◆ OBJECTIVE: Set down the full listing exactly, character for character.

━━━━━ GIVEN DATA

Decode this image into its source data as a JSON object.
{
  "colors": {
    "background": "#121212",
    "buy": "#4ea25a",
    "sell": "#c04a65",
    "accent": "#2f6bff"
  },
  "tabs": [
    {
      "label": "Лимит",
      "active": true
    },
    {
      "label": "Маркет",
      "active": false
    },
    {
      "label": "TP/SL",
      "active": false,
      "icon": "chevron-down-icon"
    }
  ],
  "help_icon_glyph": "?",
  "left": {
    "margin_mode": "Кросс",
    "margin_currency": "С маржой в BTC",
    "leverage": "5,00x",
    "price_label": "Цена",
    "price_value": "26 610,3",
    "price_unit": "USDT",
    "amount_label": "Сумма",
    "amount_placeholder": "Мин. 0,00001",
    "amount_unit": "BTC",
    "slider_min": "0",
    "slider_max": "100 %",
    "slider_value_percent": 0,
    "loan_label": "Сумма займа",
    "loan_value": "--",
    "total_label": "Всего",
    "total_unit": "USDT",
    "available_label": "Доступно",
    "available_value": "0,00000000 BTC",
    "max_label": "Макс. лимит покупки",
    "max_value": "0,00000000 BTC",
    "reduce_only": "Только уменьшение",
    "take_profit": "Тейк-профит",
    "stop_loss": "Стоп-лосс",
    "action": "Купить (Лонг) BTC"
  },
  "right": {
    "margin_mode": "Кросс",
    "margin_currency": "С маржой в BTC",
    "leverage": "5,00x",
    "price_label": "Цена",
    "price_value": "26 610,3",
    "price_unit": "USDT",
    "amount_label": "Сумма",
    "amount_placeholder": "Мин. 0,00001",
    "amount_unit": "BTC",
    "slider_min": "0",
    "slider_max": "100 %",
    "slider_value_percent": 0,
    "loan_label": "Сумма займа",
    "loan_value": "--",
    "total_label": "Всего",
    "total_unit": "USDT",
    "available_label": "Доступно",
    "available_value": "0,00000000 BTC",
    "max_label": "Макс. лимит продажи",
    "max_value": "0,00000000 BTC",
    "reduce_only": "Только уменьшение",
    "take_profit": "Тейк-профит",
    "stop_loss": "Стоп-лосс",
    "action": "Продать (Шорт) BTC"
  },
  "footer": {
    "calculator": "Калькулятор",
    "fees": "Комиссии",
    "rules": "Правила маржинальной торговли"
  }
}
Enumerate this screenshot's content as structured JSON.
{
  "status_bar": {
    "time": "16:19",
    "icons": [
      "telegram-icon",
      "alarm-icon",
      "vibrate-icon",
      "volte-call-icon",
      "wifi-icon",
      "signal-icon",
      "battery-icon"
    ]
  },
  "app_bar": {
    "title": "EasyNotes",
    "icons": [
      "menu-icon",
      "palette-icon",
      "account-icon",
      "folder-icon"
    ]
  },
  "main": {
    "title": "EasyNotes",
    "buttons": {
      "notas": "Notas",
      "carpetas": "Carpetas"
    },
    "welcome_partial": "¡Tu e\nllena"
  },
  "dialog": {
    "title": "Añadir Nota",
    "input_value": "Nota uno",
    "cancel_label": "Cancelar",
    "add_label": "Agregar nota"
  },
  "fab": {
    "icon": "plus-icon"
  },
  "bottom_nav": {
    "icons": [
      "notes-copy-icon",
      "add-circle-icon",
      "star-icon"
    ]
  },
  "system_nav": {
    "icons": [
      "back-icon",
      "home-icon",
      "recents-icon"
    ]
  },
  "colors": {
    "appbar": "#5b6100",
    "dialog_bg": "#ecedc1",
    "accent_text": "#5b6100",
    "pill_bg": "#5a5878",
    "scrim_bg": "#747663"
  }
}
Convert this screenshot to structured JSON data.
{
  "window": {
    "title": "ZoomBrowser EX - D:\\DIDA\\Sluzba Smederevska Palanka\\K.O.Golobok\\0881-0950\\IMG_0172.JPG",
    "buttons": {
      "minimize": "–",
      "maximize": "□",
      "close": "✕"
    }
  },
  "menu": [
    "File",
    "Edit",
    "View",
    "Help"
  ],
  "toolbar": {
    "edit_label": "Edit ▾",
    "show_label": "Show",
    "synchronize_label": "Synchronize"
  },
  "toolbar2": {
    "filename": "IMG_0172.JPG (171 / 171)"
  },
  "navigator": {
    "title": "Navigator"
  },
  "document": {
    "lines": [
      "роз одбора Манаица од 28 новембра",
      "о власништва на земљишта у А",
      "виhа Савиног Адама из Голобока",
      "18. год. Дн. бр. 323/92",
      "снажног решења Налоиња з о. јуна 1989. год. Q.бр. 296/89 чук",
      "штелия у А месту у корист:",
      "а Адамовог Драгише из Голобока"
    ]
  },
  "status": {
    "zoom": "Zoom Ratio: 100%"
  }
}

━━━━━━━━━━

◆ WORKED ANSWER:
Decode this image into its source data as a JSON object.
{
  "colors": {
    "background": "#121212",
    "buy": "#4ea25a",
    "sell": "#c04a65",
    "accent": "#2f6bff"
  },
  "tabs": [
    {
      "label": "Лимит",
      "active": true
    },
    {
      "label": "Маркет",
      "active": false
    },
    {
      "label": "TP/SL",
      "active": false,
      "icon": "chevron-down-icon"
    }
  ],
  "help_icon_glyph": "?",
  "left": {
    "margin_mode": "Кросс",
    "margin_currency": "С маржой в BTC",
    "leverage": "5,00x",
    "price_label": "Цена",
    "price_value": "26 610,3",
    "price_unit": "USDT",
    "amount_label": "Сумма",
    "amount_placeholder": "Мин. 0,00001",
    "amount_unit": "BTC",
    "slider_min": "0",
    "slider_max": "100 %",
    "slider_value_percent": 0,
    "loan_label": "Сумма займа",
    "loan_value": "--",
    "total_label": "Всего",
    "total_unit": "USDT",
    "available_label": "Доступно",
    "available_value": "0,00000000 BTC",
    "max_label": "Макс. лимит покупки",
    "max_value": "0,00000000 BTC",
    "reduce_only": "Только уменьшение",
    "take_profit": "Тейк-профит",
    "stop_loss": "Стоп-лосс",
    "action": "Купить (Лонг) BTC"
  },
  "right": {
    "margin_mode": "Кросс",
    "margin_currency": "С маржой в BTC",
    "leverage": "5,00x",
    "price_label": "Цена",
    "price_value": "26 610,3",
    "price_unit": "USDT",
    "amount_label": "Сумма",
    "amount_placeholder": "Мин. 0,00001",
    "amount_unit": "BTC",
    "slider_min": "0",
    "slider_max": "100 %",
    "slider_value_percent": 0,
    "loan_label": "Сумма займа",
    "loan_value": "--",
    "total_label": "Всего",
    "total_unit": "USDT",
    "available_label": "Доступно",
    "available_value": "0,00000000 BTC",
    "max_label": "Макс. лимит продажи",
    "max_value": "0,00000000 BTC",
    "reduce_only": "Только уменьшение",
    "take_profit": "Тейк-профит",
    "stop_loss": "Стоп-лосс",
    "action": "Продать (Шорт) BTC"
  },
  "footer": {
    "calculator": "Калькулятор",
    "fees": "Комиссии",
    "rules": "Правила маржинальной торговли"
  }
}
Enumerate this screenshot's content as structured JSON.
{
  "status_bar": {
    "time": "16:19",
    "icons": [
      "telegram-icon",
      "alarm-icon",
      "vibrate-icon",
      "volte-call-icon",
      "wifi-icon",
      "signal-icon",
      "battery-icon"
    ]
  },
  "app_bar": {
    "title": "EasyNotes",
    "icons": [
      "menu-icon",
      "palette-icon",
      "account-icon",
      "folder-icon"
    ]
  },
  "main": {
    "title": "EasyNotes",
    "buttons": {
      "notas": "Notas",
      "carpetas": "Carpetas"
    },
    "welcome_partial": "¡Tu e\nllena"
  },
  "dialog": {
    "title": "Añadir Nota",
    "input_value": "Nota uno",
    "cancel_label": "Cancelar",
    "add_label": "Agregar nota"
  },
  "fab": {
    "icon": "plus-icon"
  },
  "bottom_nav": {
    "icons": [
      "notes-copy-icon",
      "add-circle-icon",
      "star-icon"
    ]
  },
  "system_nav": {
    "icons": [
      "back-icon",
      "home-icon",
      "recents-icon"
    ]
  },
  "colors": {
    "appbar": "#5b6100",
    "dialog_bg": "#ecedc1",
    "accent_text": "#5b6100",
    "pill_bg": "#5a5878",
    "scrim_bg": "#747663"
  }
}
Convert this screenshot to structured JSON data.
{
  "window": {
    "title": "ZoomBrowser EX - D:\\DIDA\\Sluzba Smederevska Palanka\\K.O.Golobok\\0881-0950\\IMG_0172.JPG",
    "buttons": {
      "minimize": "–",
      "maximize": "□",
      "close": "✕"
    }
  },
  "menu": [
    "File",
    "Edit",
    "View",
    "Help"
  ],
  "toolbar": {
    "edit_label": "Edit ▾",
    "show_label": "Show",
    "synchronize_label": "Synchronize"
  },
  "toolbar2": {
    "filename": "IMG_0172.JPG (171 / 171)"
  },
  "navigator": {
    "title": "Navigator"
  },
  "document": {
    "lines": [
      "роз одбора Манаица од 28 новембра",
      "о власништва на земљишта у А",
      "виhа Савиног Адама из Голобока",
      "18. год. Дн. бр. 323/92",
      "снажног решења Налоиња з о. јуна 1989. год. Q.бр. 296/89 чук",
      "штелия у А месту у корист:",
      "а Адамовог Драгише из Голобока"
    ]
  },
  "status": {
    "zoom": "Zoom Ratio: 100%"
  }
}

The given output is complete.